Dataset excerpt:

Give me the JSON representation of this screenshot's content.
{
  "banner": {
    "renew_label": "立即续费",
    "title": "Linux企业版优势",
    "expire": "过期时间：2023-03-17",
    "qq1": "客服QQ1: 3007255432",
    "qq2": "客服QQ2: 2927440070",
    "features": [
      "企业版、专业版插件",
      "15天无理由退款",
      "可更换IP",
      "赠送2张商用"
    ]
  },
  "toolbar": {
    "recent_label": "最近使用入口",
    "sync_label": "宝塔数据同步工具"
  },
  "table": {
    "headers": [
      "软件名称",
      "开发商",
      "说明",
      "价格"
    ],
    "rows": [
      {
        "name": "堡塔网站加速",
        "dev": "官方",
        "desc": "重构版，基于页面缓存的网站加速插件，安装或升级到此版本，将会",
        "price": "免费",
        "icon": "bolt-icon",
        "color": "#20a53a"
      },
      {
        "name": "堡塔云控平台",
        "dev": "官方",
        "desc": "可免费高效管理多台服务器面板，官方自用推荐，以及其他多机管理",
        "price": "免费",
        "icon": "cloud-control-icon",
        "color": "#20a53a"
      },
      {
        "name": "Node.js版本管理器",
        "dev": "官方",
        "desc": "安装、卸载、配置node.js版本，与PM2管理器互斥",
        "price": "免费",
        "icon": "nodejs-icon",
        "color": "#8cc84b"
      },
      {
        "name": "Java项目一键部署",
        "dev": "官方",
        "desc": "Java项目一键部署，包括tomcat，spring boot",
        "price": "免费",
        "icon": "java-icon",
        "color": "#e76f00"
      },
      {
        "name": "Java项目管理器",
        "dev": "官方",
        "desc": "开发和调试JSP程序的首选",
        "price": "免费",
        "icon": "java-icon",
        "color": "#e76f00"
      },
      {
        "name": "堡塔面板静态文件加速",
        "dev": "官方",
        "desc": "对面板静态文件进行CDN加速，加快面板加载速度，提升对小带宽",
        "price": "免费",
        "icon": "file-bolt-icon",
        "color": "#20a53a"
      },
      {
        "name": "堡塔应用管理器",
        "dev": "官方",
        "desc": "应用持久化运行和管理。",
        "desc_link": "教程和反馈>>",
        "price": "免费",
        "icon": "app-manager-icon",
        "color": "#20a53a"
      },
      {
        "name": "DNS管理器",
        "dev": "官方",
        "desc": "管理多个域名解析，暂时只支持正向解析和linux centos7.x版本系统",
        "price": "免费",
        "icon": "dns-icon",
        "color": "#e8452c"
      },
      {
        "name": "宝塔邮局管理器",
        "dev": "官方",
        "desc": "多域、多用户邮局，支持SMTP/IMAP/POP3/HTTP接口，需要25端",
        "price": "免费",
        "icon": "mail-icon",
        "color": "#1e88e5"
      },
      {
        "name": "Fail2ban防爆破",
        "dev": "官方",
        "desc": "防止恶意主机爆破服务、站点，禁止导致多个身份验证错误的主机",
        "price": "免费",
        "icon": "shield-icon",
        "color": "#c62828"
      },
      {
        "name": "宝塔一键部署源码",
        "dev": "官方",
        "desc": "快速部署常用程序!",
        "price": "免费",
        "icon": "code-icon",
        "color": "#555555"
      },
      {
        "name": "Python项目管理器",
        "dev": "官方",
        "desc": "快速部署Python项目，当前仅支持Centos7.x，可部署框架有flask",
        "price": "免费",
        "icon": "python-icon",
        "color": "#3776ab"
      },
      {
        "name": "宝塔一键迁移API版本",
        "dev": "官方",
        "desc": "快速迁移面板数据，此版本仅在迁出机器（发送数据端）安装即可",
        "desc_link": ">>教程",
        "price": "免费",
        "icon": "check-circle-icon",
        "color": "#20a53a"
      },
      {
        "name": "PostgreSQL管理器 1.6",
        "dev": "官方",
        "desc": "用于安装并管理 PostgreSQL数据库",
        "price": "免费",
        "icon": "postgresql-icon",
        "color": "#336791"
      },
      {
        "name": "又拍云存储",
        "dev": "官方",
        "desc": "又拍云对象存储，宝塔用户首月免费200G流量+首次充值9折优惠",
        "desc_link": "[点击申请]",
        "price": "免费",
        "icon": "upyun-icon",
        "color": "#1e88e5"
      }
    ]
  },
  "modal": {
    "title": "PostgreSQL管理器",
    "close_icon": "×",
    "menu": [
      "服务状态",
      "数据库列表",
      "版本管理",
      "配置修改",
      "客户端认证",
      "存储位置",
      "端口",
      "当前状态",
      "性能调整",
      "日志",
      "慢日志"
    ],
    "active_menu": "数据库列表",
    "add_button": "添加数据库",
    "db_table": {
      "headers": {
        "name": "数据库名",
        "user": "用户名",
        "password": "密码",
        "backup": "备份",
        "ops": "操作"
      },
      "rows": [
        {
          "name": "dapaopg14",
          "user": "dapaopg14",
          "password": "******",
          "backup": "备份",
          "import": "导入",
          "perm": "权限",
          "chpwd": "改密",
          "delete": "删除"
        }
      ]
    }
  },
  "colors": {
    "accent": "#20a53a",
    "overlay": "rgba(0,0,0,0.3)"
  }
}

§ **Challenge**: Where a line contains the string "Java项目一键部署", extract that line.

§ **Solution to the problem**:
        "name": "Java项目一键部署",
        "desc": "Java项目一键部署，包括tomcat，spring boot",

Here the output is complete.